Written task: Print the records below word for word, but leave out the pictures.

· · ·

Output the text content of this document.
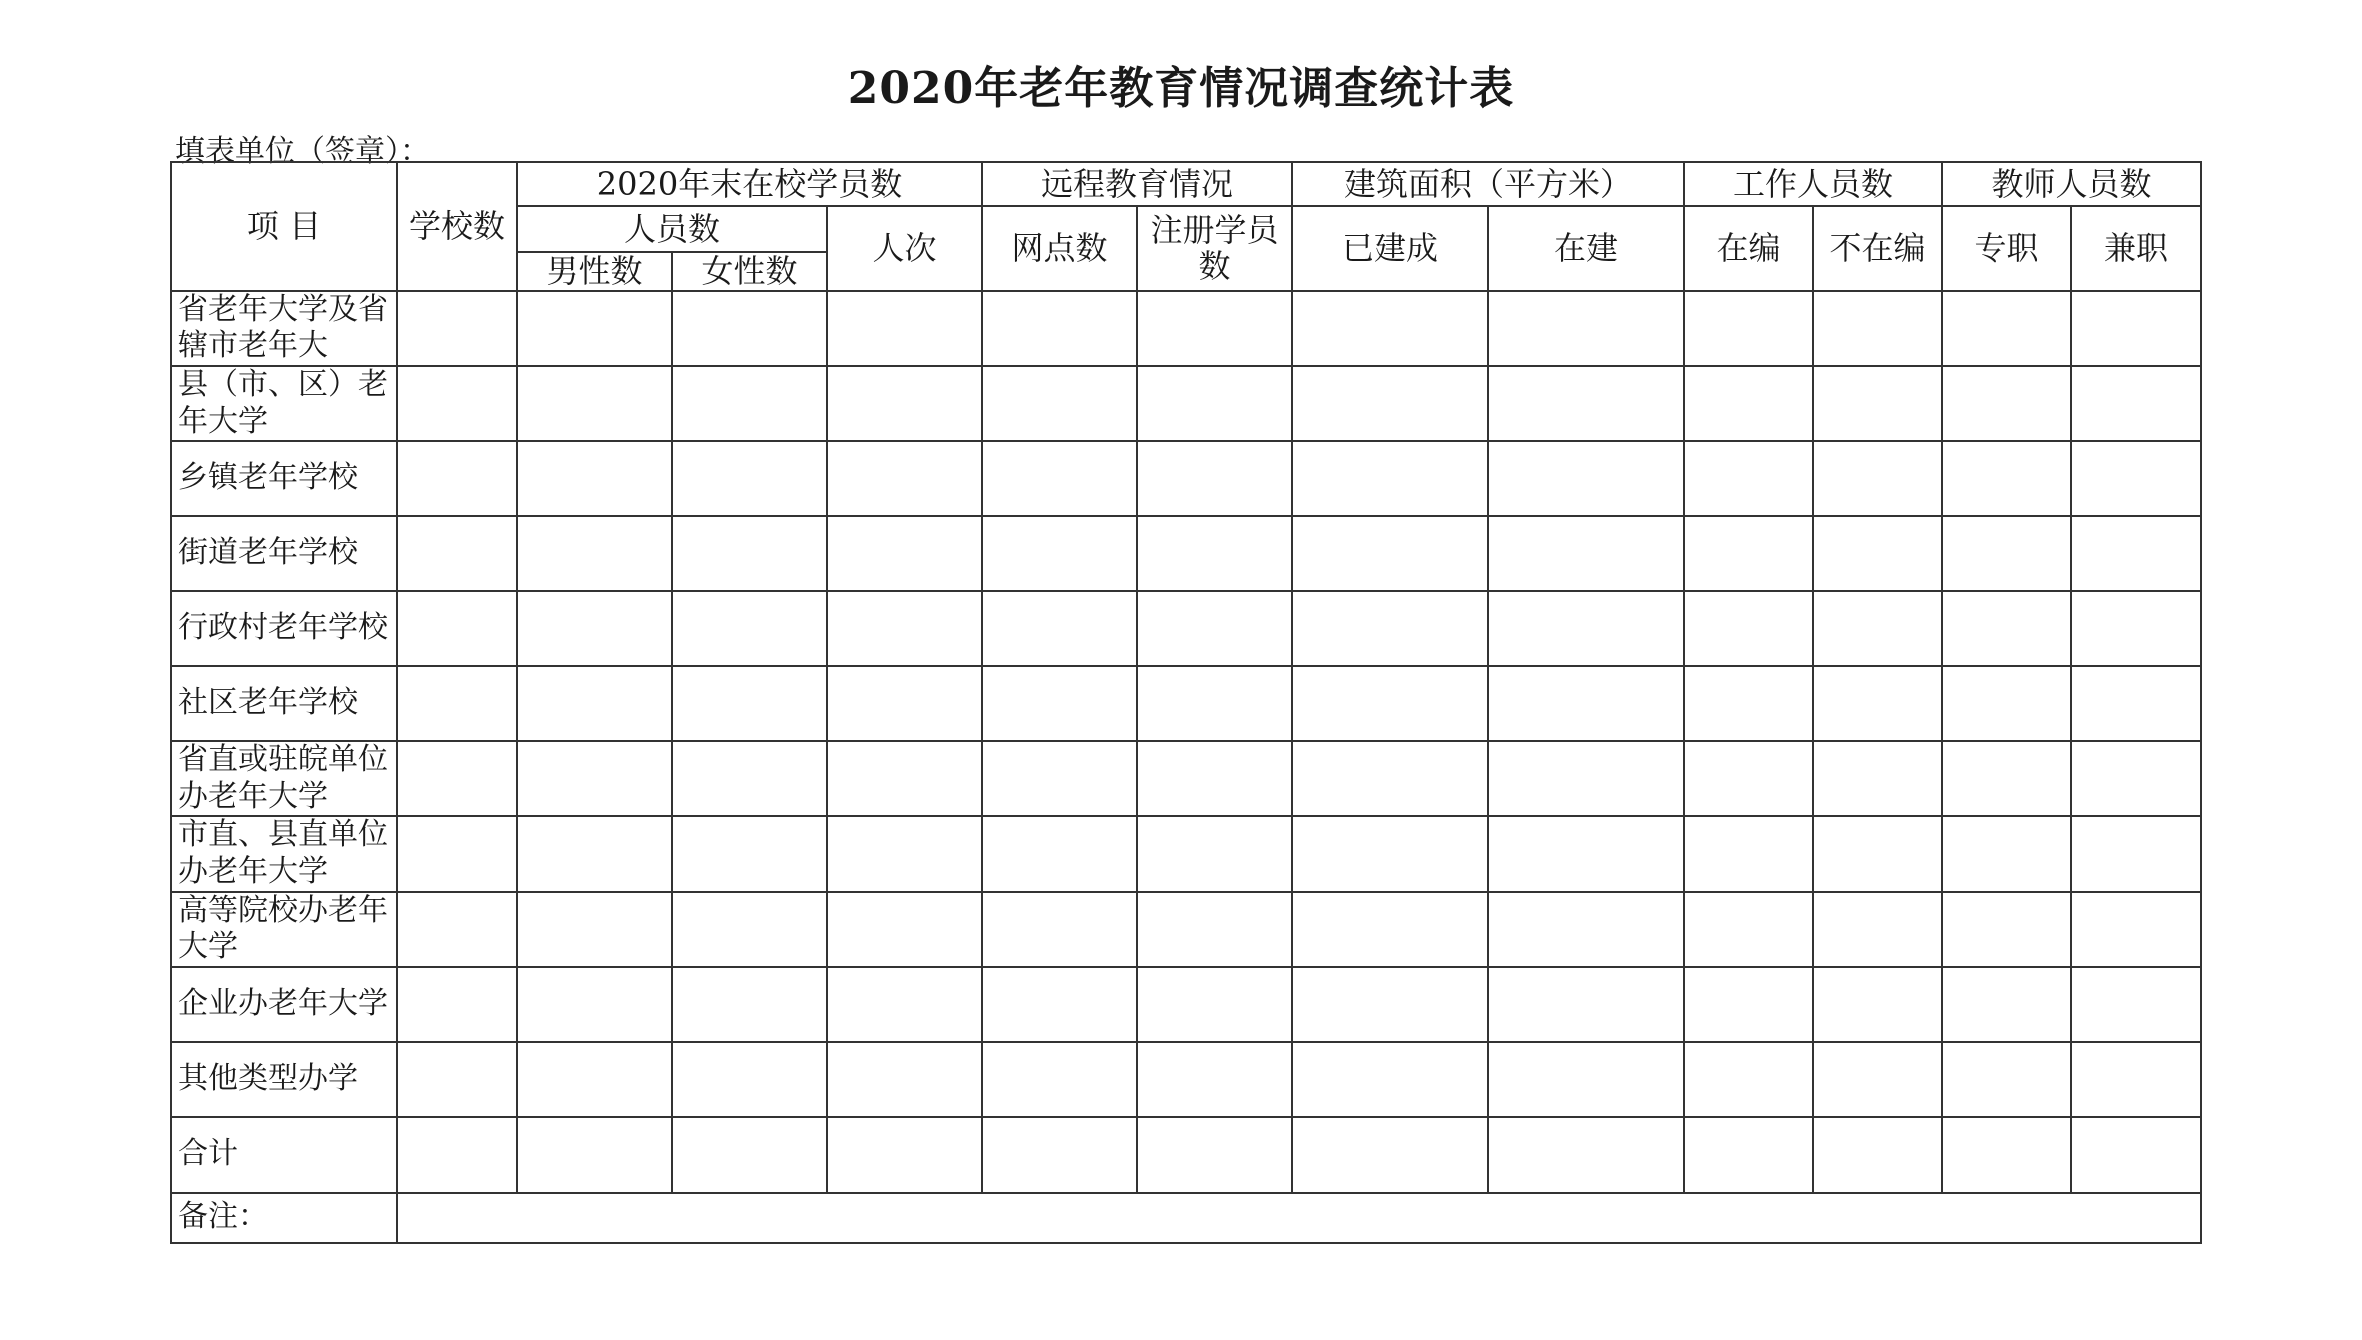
2020年老年教育情况调查统计表
填表单位（签章）：
项 目	学校数	2020年末在校学员数			远程教育情况		建筑面积（平方米）		工作人员数		教师人员数	
		人员数		人次	网点数	注册学员数	已建成	在建	在编	不在编	专职	兼职
		男性数	女性数									
省老年大学及省辖市老年大												
县（市、区）老年大学												
乡镇老年学校												
街道老年学校												
行政村老年学校												
社区老年学校												
省直或驻皖单位办老年大学												
市直、县直单位办老年大学												
高等院校办老年大学												
企业办老年大学												
其他类型办学												
合计												
备注：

· · ·

Solution to the exercise:
Output the text content of this document.
2020年老年教育情况调查统计表
填表单位（签章）：
项 目	学校数	2020年末在校学员数			远程教育情况		建筑面积（平方米）		工作人员数		教师人员数	
		人员数		人次	网点数	注册学员数	已建成	在建	在编	不在编	专职	兼职
		男性数	女性数									
省老年大学及省辖市老年大												
县（市、区）老年大学												
乡镇老年学校												
街道老年学校												
行政村老年学校												
社区老年学校												
省直或驻皖单位办老年大学												
市直、县直单位办老年大学												
高等院校办老年大学												
企业办老年大学												
其他类型办学												
合计												
备注：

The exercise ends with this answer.